— begin Data supplied —
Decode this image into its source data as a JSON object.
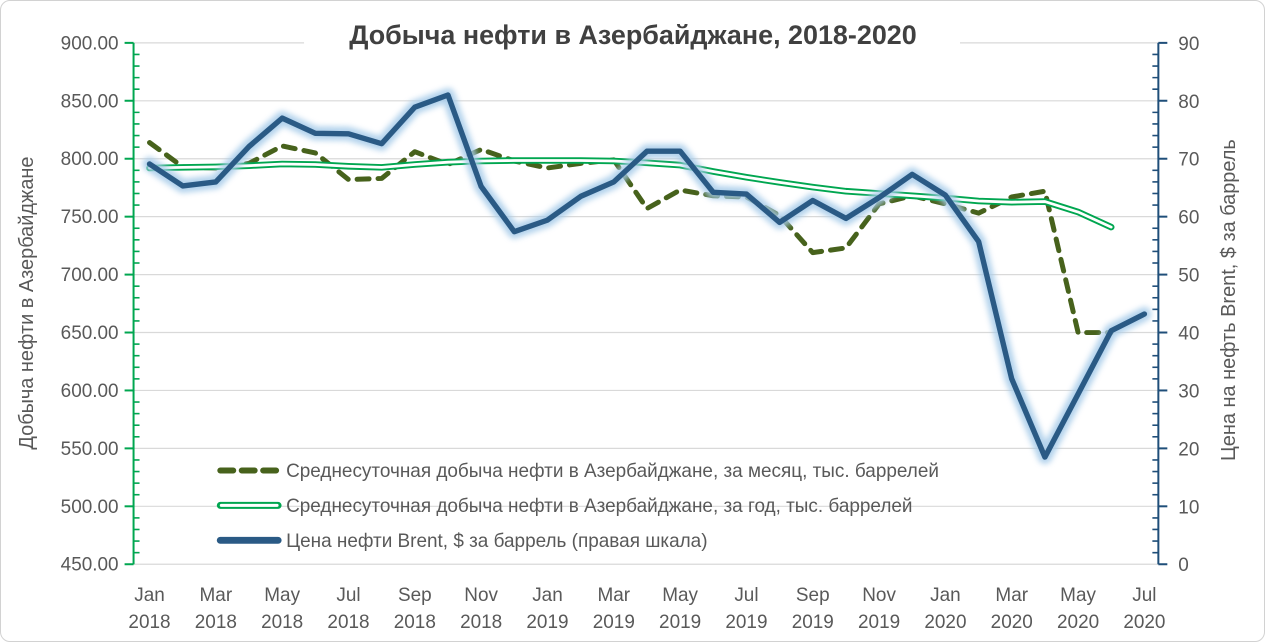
{
  "chart_data": {
    "type": "line",
    "title": "Добыча нефти в Азербайджане, 2018-2020",
    "title_color": "#404040",
    "background": "#ffffff",
    "grid": true,
    "grid_color": "#d9d9d9",
    "text_color": "#595959",
    "legend_position": "bottom-left-inside",
    "categories": [
      "Jan 2018",
      "Feb 2018",
      "Mar 2018",
      "Apr 2018",
      "May 2018",
      "Jun 2018",
      "Jul 2018",
      "Aug 2018",
      "Sep 2018",
      "Oct 2018",
      "Nov 2018",
      "Dec 2018",
      "Jan 2019",
      "Feb 2019",
      "Mar 2019",
      "Apr 2019",
      "May 2019",
      "Jun 2019",
      "Jul 2019",
      "Aug 2019",
      "Sep 2019",
      "Oct 2019",
      "Nov 2019",
      "Dec 2019",
      "Jan 2020",
      "Feb 2020",
      "Mar 2020",
      "Apr 2020",
      "May 2020",
      "Jun 2020",
      "Jul 2020"
    ],
    "x_tick_every": 2,
    "left_axis": {
      "label": "Добыча нефти в Азербайджане",
      "min": 450,
      "max": 900,
      "step": 50,
      "minor_step": 10,
      "color": "#00a650",
      "tick_labels": [
        "900.00",
        "850.00",
        "800.00",
        "750.00",
        "700.00",
        "650.00",
        "600.00",
        "550.00",
        "500.00",
        "450.00"
      ]
    },
    "right_axis": {
      "label": "Цена на нефть Brent, $ за баррель",
      "min": 0,
      "max": 90,
      "step": 10,
      "minor_step": 2,
      "color": "#1f4e79",
      "tick_labels": [
        "90",
        "80",
        "70",
        "60",
        "50",
        "40",
        "30",
        "20",
        "10",
        "0"
      ]
    },
    "series": [
      {
        "key": "monthly-production",
        "name": "Среднесуточная добыча нефти в Азербайджане, за месяц, тыс. баррелей",
        "axis": "left",
        "line_style": "dashed",
        "color": "#47621c",
        "values": [
          814,
          793,
          792,
          796,
          811,
          805,
          782,
          783,
          806,
          795,
          808,
          798,
          792,
          796,
          799,
          757,
          773,
          768,
          767,
          751,
          719,
          723,
          761,
          768,
          761,
          753,
          767,
          772,
          650,
          650,
          null
        ]
      },
      {
        "key": "annual-production",
        "name": "Среднесуточная добыча нефти в Азербайджане, за год, тыс. баррелей",
        "axis": "left",
        "line_style": "outline",
        "color": "#00a650",
        "core_color": "#ffffff",
        "values": [
          792,
          792.5,
          793,
          794,
          795.5,
          795,
          793.5,
          792.5,
          795,
          797,
          798,
          798.5,
          798.5,
          798.5,
          798,
          796.5,
          794.5,
          789,
          784,
          779.5,
          775.5,
          772,
          770,
          768,
          766,
          763.5,
          762.5,
          763,
          754,
          741,
          null
        ]
      },
      {
        "key": "brent-price",
        "name": "Цена нефти Brent, $ за баррель (правая шкала)",
        "axis": "right",
        "line_style": "glow-solid",
        "color": "#2a5a85",
        "glow_color": "#a6cbe9",
        "values": [
          69.1,
          65.3,
          66,
          72.1,
          77,
          74.4,
          74.3,
          72.6,
          78.9,
          81,
          65.2,
          57.4,
          59.4,
          63.5,
          66,
          71.3,
          71.3,
          64.2,
          63.9,
          59,
          62.8,
          59.7,
          63.3,
          67.3,
          63.7,
          55.7,
          32,
          18.5,
          29.4,
          40.3,
          43.2
        ]
      }
    ]
  }
}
— end Data supplied —
What you have to do =
Pictures in the data above should not be copied; transcribe everything else exactly.

Right answer =
Decode this image into its source data as a JSON object.
{
  "chart_data": {
    "type": "line",
    "title": "Добыча нефти в Азербайджане, 2018-2020",
    "title_color": "#404040",
    "background": "#ffffff",
    "grid": true,
    "grid_color": "#d9d9d9",
    "text_color": "#595959",
    "legend_position": "bottom-left-inside",
    "categories": [
      "Jan 2018",
      "Feb 2018",
      "Mar 2018",
      "Apr 2018",
      "May 2018",
      "Jun 2018",
      "Jul 2018",
      "Aug 2018",
      "Sep 2018",
      "Oct 2018",
      "Nov 2018",
      "Dec 2018",
      "Jan 2019",
      "Feb 2019",
      "Mar 2019",
      "Apr 2019",
      "May 2019",
      "Jun 2019",
      "Jul 2019",
      "Aug 2019",
      "Sep 2019",
      "Oct 2019",
      "Nov 2019",
      "Dec 2019",
      "Jan 2020",
      "Feb 2020",
      "Mar 2020",
      "Apr 2020",
      "May 2020",
      "Jun 2020",
      "Jul 2020"
    ],
    "x_tick_every": 2,
    "left_axis": {
      "label": "Добыча нефти в Азербайджане",
      "min": 450,
      "max": 900,
      "step": 50,
      "minor_step": 10,
      "color": "#00a650",
      "tick_labels": [
        "900.00",
        "850.00",
        "800.00",
        "750.00",
        "700.00",
        "650.00",
        "600.00",
        "550.00",
        "500.00",
        "450.00"
      ]
    },
    "right_axis": {
      "label": "Цена на нефть Brent, $ за баррель",
      "min": 0,
      "max": 90,
      "step": 10,
      "minor_step": 2,
      "color": "#1f4e79",
      "tick_labels": [
        "90",
        "80",
        "70",
        "60",
        "50",
        "40",
        "30",
        "20",
        "10",
        "0"
      ]
    },
    "series": [
      {
        "key": "monthly-production",
        "name": "Среднесуточная добыча нефти в Азербайджане, за месяц, тыс. баррелей",
        "axis": "left",
        "line_style": "dashed",
        "color": "#47621c",
        "values": [
          814,
          793,
          792,
          796,
          811,
          805,
          782,
          783,
          806,
          795,
          808,
          798,
          792,
          796,
          799,
          757,
          773,
          768,
          767,
          751,
          719,
          723,
          761,
          768,
          761,
          753,
          767,
          772,
          650,
          650,
          null
        ]
      },
      {
        "key": "annual-production",
        "name": "Среднесуточная добыча нефти в Азербайджане, за год, тыс. баррелей",
        "axis": "left",
        "line_style": "outline",
        "color": "#00a650",
        "core_color": "#ffffff",
        "values": [
          792,
          792.5,
          793,
          794,
          795.5,
          795,
          793.5,
          792.5,
          795,
          797,
          798,
          798.5,
          798.5,
          798.5,
          798,
          796.5,
          794.5,
          789,
          784,
          779.5,
          775.5,
          772,
          770,
          768,
          766,
          763.5,
          762.5,
          763,
          754,
          741,
          null
        ]
      },
      {
        "key": "brent-price",
        "name": "Цена нефти Brent, $ за баррель (правая шкала)",
        "axis": "right",
        "line_style": "glow-solid",
        "color": "#2a5a85",
        "glow_color": "#a6cbe9",
        "values": [
          69.1,
          65.3,
          66,
          72.1,
          77,
          74.4,
          74.3,
          72.6,
          78.9,
          81,
          65.2,
          57.4,
          59.4,
          63.5,
          66,
          71.3,
          71.3,
          64.2,
          63.9,
          59,
          62.8,
          59.7,
          63.3,
          67.3,
          63.7,
          55.7,
          32,
          18.5,
          29.4,
          40.3,
          43.2
        ]
      }
    ]
  }
}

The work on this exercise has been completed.